Labeled region rows ->
--- --- ---

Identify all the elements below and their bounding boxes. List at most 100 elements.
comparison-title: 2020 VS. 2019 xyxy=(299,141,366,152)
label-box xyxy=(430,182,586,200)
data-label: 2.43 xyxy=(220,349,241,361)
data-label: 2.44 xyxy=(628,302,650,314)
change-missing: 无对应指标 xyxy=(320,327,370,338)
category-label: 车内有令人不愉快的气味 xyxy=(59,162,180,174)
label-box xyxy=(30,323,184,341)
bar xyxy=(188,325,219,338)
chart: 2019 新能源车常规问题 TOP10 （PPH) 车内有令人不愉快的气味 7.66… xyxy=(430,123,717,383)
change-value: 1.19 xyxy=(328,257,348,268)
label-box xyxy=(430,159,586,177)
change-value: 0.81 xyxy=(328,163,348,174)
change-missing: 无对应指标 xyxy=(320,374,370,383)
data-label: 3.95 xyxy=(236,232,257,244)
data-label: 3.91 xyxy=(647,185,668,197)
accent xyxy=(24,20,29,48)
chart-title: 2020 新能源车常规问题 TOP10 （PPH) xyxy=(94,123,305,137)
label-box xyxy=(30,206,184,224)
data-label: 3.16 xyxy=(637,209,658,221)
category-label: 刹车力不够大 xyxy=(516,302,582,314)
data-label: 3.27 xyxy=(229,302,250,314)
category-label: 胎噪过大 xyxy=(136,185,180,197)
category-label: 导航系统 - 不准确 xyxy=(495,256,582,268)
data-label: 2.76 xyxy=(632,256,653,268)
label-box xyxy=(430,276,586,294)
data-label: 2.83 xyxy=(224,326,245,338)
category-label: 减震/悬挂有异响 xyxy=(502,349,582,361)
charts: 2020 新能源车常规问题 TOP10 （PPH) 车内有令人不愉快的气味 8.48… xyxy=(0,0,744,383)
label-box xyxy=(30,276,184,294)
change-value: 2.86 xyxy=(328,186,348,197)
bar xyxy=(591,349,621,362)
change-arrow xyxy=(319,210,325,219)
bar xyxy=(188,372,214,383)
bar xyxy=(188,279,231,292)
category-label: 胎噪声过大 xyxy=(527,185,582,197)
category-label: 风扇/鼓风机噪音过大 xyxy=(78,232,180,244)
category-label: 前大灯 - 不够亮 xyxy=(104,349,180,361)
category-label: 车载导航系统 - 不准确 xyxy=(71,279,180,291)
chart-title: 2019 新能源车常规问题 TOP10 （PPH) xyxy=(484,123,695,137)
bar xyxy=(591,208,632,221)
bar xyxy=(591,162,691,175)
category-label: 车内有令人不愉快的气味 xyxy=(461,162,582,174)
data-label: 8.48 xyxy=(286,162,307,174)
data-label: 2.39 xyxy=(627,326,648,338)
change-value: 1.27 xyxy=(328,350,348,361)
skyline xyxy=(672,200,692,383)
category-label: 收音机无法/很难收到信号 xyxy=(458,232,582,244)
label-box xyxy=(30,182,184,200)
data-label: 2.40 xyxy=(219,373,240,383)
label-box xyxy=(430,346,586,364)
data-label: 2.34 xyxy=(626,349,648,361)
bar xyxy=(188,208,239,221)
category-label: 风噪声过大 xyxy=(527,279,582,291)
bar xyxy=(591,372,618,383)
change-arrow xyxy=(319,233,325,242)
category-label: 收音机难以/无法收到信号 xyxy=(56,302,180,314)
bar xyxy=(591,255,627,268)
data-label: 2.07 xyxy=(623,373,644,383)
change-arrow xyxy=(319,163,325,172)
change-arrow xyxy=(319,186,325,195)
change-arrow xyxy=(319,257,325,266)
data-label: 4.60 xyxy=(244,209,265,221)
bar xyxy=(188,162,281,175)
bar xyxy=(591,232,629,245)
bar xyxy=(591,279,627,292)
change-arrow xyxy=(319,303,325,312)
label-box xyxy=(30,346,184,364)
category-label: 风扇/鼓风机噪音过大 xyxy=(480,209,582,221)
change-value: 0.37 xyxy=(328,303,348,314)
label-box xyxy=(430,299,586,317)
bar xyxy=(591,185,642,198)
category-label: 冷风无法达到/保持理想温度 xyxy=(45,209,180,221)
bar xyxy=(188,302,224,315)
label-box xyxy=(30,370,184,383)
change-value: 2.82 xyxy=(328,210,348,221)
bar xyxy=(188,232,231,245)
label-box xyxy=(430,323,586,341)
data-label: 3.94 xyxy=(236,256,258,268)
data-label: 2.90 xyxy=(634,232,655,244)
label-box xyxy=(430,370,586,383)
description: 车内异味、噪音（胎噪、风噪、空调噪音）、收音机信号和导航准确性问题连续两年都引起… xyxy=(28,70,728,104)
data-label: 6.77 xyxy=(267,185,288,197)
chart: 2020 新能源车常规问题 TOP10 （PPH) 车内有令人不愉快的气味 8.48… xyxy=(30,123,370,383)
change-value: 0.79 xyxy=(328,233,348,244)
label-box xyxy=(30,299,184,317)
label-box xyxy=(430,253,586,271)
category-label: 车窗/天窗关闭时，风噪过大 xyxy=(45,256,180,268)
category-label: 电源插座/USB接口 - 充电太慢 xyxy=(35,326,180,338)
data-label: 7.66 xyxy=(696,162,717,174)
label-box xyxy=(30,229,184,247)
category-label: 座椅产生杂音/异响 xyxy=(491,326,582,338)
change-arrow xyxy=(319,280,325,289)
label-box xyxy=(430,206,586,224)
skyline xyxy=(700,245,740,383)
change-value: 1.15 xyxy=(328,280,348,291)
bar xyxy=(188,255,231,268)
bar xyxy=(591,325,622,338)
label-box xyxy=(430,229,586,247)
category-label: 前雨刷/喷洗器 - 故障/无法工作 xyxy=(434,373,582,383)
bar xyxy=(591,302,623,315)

--- --- ---

The request -> Filter the rows above, keeping every line that contains the string "arrow". Copy each matching line in full.

Final result ->
change-arrow xyxy=(319,210,325,219)
change-arrow xyxy=(319,233,325,242)
change-arrow xyxy=(319,163,325,172)
change-arrow xyxy=(319,186,325,195)
change-arrow xyxy=(319,257,325,266)
change-arrow xyxy=(319,303,325,312)
change-arrow xyxy=(319,280,325,289)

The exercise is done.